-- Challenge --
Filter the data for lines with the word "Aggression", then copy every line so identified.

(Dataset entries)
────────
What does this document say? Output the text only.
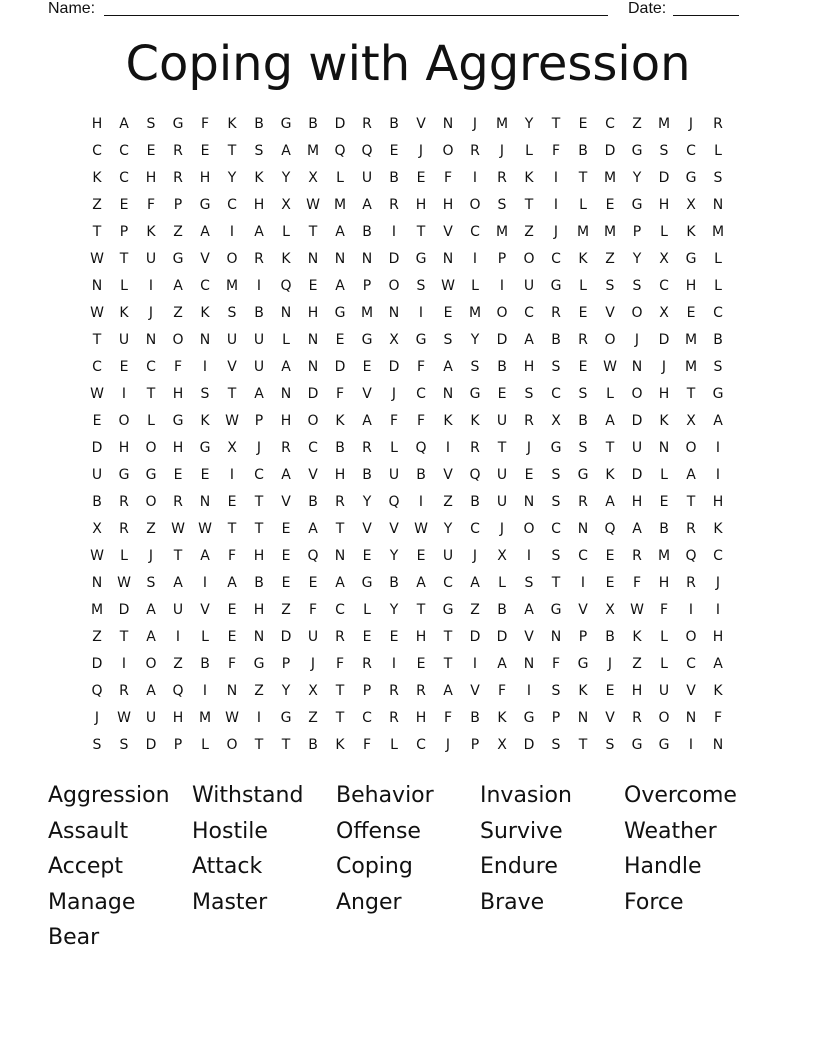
Name:	Date:
Coping with Aggression
H	A	S	G	F	K	B	G	B	D	R	B	V	N	J	M	Y	T	E	C	Z	M	J	R
C	C	E	R	E	T	S	A	M	Q	Q	E	J	O	R	J	L	F	B	D	G	S	C	L
K	C	H	R	H	Y	K	Y	X	L	U	B	E	F	I	R	K	I	T	M	Y	D	G	S
Z	E	F	P	G	C	H	X	W M	A	R	H	H	O	S	T	I	L	E	G	H	X	N
T	P	K	Z	A	I	A	L	T	A	B	I	T	V	C	M	Z	J	M M	P	L	K	M
W	T	U	G	V	O	R	K	N	N	N	D	G	N	I	P	O	C	K	Z	Y	X	G	L
N	L	I	A	C	M	I	Q	E	A	P	O	S	W	L	I	U	G	L	S	S	C	H	L
W	K	J	Z	K	S	B	N	H	G	M	N	I	E	M	O	C	R	E	V	O	X	E	C
T	U	N	O	N	U	U	L	N	E	G	X	G	S	Y	D	A	B	R	O	J	D	M	B
C	E	C	F	I	V	U	A	N	D	E	D	F	A	S	B	H	S	E	W N	J	M	S
W	I	T	H	S	T	A	N	D	F	V	J	C	N	G	E	S	C	S	L	O	H	T	G
E	O	L	G	K	W	P	H	O	K	A	F	F	K	K	U	R	X	B	A	D	K	X	A
D	H	O	H	G	X	J	R	C	B	R	L	Q	I	R	T	J	G	S	T	U	N	O	I
U	G	G	E	E	I	C	A	V	H	B	U	B	V	Q	U	E	S	G	K	D	L	A	I
B	R	O	R	N	E	T	V	B	R	Y	Q	I	Z	B	U	N	S	R	A	H	E	T	H
X	R	Z	W W	T	T	E	A	T	V	V	W	Y	C	J	O	C	N	Q	A	B	R	K
W	L	J	T	A	F	H	E	Q	N	E	Y	E	U	J	X	I	S	C	E	R	M	Q	C
N W	S	A	I	A	B	E	E	A	G	B	A	C	A	L	S	T	I	E	F	H	R	J
M	D	A	U	V	E	H	Z	F	C	L	Y	T	G	Z	B	A	G	V	X	W	F	I	I
Z	T	A	I	L	E	N	D	U	R	E	E	H	T	D	D	V	N	P	B	K	L	O	H
D	I	O	Z	B	F	G	P	J	F	R	I	E	T	I	A	N	F	G	J	Z	L	C	A
Q	R	A	Q	I	N	Z	Y	X	T	P	R	R	A	V	F	I	S	K	E	H	U	V	K
J	W U	H	M W	I	G	Z	T	C	R	H	F	B	K	G	P	N	V	R	O	N	F
S	S	D	P	L	O	T	T	B	K	F	L	C	J	P	X	D	S	T	S	G	G	I	N
Aggression	Withstand	Behavior	Invasion	Overcome
Assault	Hostile	Offense	Survive	Weather
Accept	Attack	Coping	Endure	Handle
Manage	Master	Anger	Brave	Force
Bear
────────
-- Full solution --
Coping with Aggression
Aggression	Withstand	Behavior	Invasion	Overcome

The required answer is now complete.